## What is needed
Locate the word "Tinggi" in the data below, then copy every line that holds it.

——————

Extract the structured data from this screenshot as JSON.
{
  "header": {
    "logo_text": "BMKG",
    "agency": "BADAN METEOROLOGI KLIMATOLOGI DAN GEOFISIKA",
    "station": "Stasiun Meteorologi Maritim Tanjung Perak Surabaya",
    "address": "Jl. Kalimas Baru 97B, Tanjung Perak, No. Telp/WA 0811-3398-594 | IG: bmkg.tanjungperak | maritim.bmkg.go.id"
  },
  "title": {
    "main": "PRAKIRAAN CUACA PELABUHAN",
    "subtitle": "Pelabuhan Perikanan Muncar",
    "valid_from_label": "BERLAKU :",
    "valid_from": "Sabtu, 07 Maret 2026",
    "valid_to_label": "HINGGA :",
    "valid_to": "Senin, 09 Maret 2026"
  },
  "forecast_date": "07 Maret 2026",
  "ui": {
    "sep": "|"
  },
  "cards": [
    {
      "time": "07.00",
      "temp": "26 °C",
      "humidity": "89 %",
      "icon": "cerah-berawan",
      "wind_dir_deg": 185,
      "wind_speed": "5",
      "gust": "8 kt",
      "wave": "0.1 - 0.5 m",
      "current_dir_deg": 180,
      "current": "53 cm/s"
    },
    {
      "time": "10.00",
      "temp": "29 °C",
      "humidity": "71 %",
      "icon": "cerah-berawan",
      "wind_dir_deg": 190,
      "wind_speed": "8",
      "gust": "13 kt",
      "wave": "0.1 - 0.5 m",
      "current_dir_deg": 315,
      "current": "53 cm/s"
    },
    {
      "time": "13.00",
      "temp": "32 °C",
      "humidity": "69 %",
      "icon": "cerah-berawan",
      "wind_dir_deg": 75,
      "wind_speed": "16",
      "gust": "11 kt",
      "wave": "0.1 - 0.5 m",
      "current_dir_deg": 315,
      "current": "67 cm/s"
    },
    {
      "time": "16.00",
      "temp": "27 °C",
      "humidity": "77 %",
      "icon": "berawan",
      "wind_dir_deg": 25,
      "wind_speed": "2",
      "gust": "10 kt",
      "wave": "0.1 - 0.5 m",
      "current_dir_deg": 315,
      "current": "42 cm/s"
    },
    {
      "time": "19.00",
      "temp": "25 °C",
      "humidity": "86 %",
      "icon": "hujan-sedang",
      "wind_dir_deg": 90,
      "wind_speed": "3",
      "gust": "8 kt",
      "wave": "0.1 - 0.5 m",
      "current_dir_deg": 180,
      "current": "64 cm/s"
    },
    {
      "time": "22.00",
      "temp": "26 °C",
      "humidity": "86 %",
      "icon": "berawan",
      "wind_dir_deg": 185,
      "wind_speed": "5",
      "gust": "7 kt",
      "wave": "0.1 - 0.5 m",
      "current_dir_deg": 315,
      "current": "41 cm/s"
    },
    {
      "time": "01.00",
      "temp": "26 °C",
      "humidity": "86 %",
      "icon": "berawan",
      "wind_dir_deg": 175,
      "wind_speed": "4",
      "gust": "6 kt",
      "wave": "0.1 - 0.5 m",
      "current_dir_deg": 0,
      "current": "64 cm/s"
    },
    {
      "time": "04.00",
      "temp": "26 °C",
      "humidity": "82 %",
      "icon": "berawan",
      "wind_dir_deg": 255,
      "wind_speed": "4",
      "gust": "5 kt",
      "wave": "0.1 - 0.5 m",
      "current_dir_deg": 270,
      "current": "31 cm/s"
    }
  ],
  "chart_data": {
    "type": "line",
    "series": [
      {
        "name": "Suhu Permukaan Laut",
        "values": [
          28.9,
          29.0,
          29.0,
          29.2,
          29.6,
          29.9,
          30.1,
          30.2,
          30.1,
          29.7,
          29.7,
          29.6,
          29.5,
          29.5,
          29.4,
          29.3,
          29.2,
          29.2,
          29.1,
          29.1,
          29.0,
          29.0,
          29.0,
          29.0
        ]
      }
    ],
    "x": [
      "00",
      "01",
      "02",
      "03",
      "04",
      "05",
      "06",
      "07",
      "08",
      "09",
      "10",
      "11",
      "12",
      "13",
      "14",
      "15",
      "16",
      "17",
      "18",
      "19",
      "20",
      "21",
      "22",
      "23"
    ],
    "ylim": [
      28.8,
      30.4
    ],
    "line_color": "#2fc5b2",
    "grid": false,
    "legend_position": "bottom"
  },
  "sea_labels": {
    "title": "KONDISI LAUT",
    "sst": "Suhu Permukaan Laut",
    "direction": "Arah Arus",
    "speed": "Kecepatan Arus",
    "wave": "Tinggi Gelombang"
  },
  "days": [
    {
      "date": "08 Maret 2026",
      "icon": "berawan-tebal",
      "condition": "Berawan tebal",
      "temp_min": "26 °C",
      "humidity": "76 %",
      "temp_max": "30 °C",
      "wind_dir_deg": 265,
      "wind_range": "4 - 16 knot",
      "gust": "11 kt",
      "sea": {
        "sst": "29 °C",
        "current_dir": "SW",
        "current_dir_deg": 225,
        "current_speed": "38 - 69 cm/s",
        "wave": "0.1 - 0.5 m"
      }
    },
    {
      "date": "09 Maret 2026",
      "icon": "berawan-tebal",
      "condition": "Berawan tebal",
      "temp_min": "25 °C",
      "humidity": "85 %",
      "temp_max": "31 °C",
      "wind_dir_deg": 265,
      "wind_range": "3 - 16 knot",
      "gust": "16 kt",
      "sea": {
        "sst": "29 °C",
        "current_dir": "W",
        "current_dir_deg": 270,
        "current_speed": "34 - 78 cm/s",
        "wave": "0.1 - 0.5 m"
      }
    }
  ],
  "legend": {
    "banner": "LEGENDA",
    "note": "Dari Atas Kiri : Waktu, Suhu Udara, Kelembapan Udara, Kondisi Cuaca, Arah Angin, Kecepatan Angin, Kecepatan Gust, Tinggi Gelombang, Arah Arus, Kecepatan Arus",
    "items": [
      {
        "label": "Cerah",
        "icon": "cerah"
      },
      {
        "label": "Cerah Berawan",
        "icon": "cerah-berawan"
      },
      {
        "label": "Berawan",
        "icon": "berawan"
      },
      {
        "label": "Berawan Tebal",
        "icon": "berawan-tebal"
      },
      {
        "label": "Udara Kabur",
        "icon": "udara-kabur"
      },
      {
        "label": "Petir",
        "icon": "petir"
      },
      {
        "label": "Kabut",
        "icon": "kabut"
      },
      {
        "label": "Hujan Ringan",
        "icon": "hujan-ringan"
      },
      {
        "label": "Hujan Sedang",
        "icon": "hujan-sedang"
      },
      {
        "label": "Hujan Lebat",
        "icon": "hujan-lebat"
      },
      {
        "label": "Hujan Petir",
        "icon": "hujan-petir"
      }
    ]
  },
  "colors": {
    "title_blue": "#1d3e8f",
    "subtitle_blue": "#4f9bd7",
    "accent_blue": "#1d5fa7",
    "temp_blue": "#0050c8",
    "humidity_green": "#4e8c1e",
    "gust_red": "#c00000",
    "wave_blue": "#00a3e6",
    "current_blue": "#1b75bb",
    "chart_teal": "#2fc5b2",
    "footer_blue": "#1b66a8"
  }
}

——————

## Written solution
    "wave": "Tinggi Gelombang"
    "note": "Dari Atas Kiri : Waktu, Suhu Udara, Kelembapan Udara, Kondisi Cuaca, Arah Angin, Kecepatan Angin, Kecepatan Gust, Tinggi Gelombang, Arah Arus, Kecepatan Arus",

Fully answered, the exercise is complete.